→ **YOUR INSTRUCTIONS**
Every line below that contains "Chief" is to be copied.

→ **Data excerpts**

-.-.-

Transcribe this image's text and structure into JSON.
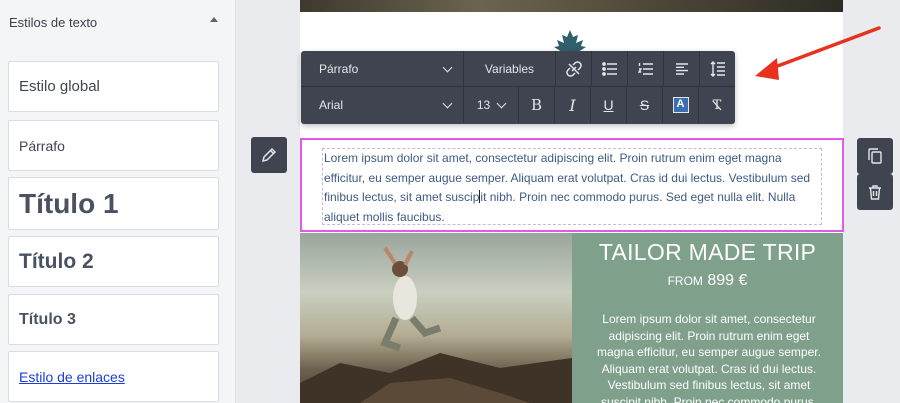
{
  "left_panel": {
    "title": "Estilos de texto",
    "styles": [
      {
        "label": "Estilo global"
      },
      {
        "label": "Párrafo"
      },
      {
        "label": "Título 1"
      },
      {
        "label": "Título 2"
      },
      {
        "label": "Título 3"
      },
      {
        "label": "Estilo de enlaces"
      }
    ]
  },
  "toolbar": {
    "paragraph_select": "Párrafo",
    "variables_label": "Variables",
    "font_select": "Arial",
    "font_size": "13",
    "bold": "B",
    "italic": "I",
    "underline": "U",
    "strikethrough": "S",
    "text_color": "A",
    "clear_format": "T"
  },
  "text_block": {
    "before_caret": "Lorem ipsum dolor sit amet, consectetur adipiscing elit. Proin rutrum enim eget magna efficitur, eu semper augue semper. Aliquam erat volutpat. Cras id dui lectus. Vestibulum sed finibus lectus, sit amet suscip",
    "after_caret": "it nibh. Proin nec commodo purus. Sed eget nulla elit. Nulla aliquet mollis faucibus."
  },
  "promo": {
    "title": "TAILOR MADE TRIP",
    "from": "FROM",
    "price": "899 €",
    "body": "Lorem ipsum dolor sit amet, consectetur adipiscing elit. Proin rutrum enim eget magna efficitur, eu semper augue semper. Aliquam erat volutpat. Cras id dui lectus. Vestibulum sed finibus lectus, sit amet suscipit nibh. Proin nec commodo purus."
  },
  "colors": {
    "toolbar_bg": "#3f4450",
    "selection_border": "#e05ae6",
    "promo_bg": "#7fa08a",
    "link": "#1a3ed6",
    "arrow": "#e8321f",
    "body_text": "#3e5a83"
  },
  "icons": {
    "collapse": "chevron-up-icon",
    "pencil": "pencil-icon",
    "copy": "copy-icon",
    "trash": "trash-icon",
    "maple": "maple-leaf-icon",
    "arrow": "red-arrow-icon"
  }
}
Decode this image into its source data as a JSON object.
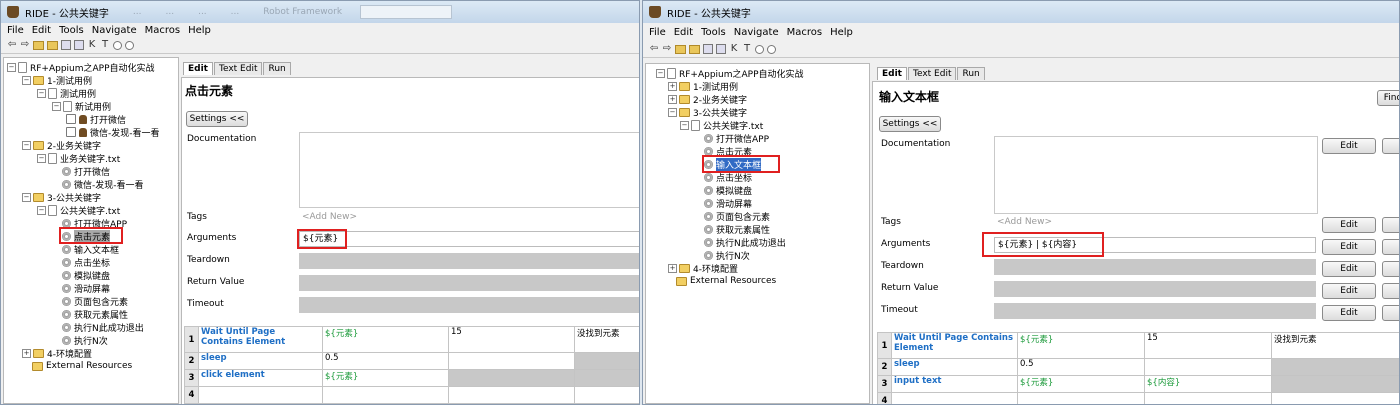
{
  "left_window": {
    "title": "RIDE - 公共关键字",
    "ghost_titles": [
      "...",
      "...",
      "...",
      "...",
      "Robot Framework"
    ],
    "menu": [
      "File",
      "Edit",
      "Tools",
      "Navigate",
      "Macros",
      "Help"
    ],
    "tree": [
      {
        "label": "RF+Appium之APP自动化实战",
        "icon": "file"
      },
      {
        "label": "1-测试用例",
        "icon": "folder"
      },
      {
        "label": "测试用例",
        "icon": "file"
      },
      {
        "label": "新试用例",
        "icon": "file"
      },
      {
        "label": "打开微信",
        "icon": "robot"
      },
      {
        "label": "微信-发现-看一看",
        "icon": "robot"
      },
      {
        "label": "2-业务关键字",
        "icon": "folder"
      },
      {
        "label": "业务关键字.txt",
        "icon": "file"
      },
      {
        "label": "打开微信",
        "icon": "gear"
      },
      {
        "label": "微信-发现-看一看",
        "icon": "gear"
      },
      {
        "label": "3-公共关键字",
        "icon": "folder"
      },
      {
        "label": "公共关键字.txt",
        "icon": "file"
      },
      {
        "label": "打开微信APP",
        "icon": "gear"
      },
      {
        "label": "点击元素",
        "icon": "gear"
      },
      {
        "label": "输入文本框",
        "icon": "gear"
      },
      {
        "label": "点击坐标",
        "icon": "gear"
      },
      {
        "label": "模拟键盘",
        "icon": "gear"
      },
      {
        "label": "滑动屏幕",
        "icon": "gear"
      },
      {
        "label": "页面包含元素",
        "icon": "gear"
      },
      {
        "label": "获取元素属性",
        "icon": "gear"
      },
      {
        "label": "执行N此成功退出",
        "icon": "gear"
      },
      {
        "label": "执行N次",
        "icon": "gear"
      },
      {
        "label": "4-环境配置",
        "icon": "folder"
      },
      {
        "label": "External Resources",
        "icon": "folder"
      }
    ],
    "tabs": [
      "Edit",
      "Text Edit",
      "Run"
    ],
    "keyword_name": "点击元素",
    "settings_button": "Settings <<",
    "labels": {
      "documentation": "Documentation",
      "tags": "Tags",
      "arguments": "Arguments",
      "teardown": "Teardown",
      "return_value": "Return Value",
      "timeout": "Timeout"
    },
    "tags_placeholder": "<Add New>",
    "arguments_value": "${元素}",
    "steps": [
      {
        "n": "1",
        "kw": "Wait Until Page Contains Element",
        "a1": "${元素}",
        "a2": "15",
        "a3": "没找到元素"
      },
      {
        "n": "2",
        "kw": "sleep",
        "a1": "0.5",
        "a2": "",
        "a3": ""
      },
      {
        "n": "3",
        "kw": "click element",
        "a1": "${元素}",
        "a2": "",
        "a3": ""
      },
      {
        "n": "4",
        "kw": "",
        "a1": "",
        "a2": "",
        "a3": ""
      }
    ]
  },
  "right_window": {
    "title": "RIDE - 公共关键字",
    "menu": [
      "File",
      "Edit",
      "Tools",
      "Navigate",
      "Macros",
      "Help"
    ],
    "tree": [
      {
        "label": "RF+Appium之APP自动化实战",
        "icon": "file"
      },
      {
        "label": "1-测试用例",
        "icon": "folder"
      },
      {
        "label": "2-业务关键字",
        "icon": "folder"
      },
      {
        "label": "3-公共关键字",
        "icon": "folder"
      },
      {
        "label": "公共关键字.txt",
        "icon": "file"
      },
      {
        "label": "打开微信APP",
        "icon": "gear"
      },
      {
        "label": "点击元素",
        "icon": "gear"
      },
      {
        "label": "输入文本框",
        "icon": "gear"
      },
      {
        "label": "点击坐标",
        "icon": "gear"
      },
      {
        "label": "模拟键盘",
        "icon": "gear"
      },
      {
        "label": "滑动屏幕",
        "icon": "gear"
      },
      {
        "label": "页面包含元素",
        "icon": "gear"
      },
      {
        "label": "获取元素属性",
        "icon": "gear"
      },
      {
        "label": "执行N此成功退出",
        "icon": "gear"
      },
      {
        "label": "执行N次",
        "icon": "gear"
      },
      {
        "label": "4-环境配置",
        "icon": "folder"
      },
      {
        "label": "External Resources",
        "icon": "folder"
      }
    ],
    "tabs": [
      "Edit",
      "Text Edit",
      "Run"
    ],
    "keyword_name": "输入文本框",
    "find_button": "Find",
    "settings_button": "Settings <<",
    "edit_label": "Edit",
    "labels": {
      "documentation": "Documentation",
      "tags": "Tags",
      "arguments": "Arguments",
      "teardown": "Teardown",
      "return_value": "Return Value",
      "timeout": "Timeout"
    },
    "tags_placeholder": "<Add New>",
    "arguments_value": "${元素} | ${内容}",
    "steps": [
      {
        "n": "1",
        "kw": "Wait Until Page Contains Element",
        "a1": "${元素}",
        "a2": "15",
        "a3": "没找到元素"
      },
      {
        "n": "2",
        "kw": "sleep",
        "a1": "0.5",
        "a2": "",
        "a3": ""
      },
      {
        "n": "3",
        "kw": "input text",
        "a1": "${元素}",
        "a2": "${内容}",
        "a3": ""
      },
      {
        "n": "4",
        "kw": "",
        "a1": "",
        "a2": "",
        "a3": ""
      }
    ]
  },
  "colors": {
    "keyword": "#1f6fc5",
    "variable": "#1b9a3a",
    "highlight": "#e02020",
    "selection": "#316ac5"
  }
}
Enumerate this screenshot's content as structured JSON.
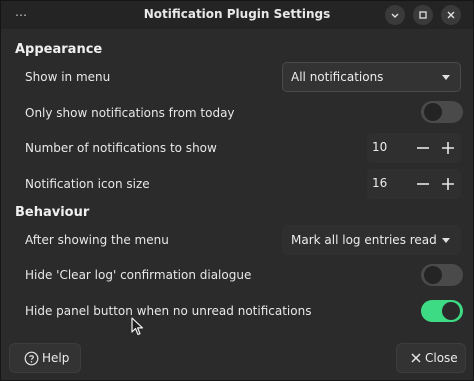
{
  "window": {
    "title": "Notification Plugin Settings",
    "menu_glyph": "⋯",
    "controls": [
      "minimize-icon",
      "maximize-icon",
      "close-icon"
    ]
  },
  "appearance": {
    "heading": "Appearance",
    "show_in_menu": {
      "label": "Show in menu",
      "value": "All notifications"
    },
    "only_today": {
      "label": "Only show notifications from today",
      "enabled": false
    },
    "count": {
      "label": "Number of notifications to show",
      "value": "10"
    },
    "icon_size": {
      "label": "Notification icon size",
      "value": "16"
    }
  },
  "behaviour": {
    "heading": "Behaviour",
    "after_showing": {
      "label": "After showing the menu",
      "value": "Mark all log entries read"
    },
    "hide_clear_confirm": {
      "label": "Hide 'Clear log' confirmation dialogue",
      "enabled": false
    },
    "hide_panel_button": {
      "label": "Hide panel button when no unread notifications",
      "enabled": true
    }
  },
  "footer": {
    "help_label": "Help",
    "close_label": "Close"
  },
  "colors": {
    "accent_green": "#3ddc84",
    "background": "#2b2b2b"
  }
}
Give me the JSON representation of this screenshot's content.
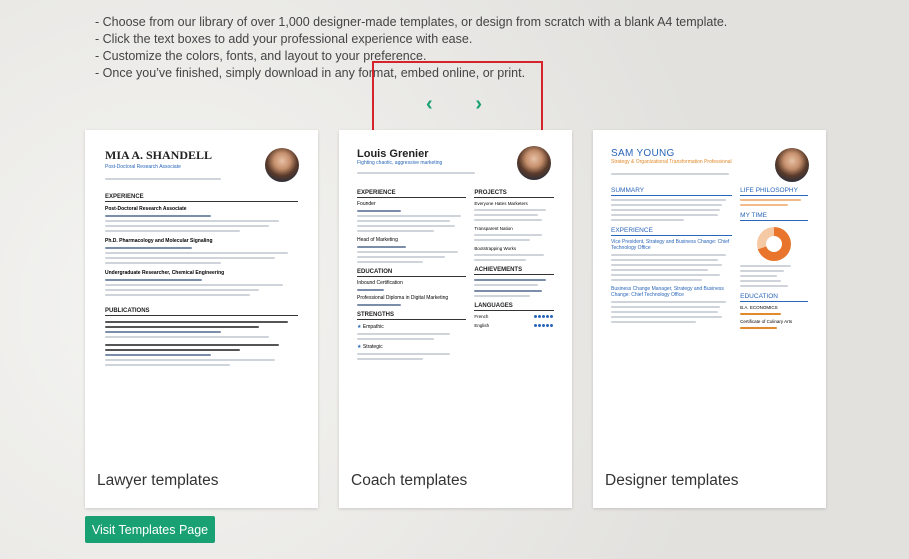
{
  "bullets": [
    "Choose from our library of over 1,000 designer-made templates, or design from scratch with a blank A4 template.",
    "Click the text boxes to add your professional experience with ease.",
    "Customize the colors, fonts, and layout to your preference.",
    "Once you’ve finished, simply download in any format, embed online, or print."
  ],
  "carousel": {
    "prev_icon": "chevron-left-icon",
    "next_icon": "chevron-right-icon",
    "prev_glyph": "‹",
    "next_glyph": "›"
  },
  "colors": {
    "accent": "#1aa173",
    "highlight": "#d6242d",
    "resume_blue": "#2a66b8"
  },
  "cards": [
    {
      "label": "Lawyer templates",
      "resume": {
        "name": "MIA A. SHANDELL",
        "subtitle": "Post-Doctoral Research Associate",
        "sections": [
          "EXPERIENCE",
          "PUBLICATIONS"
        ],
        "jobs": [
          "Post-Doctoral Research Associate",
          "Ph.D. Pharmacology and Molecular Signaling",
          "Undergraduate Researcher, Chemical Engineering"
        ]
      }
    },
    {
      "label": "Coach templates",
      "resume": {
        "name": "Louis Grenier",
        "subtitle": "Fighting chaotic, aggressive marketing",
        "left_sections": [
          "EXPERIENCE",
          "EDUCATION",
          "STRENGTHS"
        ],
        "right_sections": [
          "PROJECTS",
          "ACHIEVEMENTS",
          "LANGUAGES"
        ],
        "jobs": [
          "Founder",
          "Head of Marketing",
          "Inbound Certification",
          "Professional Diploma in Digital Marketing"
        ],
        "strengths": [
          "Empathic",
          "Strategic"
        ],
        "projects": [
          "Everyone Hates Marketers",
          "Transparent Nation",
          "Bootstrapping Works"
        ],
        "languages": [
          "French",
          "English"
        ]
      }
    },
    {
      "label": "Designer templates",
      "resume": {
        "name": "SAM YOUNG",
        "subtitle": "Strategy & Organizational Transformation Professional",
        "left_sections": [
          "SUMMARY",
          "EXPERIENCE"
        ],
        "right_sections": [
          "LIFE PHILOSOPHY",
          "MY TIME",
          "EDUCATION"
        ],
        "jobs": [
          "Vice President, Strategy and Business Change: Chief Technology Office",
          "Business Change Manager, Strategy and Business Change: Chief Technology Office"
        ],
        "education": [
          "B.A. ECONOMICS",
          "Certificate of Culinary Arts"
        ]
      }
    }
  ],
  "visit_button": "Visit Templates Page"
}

-.-.-

→ **SOLUTION TO THE PROBLEM**
          "Vice President, Strategy and Business Change: Chief Technology Office",
          "Business Change Manager, Strategy and Business Change: Chief Technology Office"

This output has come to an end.